### Record extracts
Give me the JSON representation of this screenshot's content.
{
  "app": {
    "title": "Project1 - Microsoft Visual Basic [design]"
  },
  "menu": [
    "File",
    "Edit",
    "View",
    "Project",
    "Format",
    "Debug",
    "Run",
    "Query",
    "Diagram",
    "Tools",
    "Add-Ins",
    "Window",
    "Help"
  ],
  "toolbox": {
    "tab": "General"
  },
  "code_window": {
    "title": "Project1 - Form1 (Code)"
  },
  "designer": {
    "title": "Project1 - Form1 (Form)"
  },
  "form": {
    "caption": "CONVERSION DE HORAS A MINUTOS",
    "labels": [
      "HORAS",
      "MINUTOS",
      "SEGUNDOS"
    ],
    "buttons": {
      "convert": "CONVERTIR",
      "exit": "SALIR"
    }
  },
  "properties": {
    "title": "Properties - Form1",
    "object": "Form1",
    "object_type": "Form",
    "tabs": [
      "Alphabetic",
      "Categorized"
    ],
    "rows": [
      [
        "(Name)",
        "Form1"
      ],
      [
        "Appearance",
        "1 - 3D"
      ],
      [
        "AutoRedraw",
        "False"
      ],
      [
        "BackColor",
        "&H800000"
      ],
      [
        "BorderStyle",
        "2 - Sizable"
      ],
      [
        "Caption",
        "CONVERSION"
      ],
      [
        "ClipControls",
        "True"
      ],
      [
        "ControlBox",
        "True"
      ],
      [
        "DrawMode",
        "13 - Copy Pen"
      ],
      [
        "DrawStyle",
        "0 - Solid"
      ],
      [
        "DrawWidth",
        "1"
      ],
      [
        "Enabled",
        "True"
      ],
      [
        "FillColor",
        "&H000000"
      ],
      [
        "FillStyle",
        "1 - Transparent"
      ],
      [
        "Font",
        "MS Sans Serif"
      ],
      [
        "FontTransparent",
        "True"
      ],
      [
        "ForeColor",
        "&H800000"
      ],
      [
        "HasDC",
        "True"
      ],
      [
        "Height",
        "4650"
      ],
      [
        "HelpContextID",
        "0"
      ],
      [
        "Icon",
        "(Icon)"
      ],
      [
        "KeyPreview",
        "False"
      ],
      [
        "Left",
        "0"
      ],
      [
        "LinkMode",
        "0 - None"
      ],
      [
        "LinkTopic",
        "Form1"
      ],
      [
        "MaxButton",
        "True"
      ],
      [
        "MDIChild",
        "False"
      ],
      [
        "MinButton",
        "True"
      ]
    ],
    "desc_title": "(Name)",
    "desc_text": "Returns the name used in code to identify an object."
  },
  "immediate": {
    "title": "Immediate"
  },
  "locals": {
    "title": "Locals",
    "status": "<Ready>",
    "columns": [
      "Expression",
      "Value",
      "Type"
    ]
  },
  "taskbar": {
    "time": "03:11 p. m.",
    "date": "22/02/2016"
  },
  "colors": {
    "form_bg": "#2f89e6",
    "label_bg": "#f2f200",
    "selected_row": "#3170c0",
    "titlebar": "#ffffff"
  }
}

### Problem to work on
Going over the lines above, work out how many include "CONVERSION", then give only that number.

### Output
2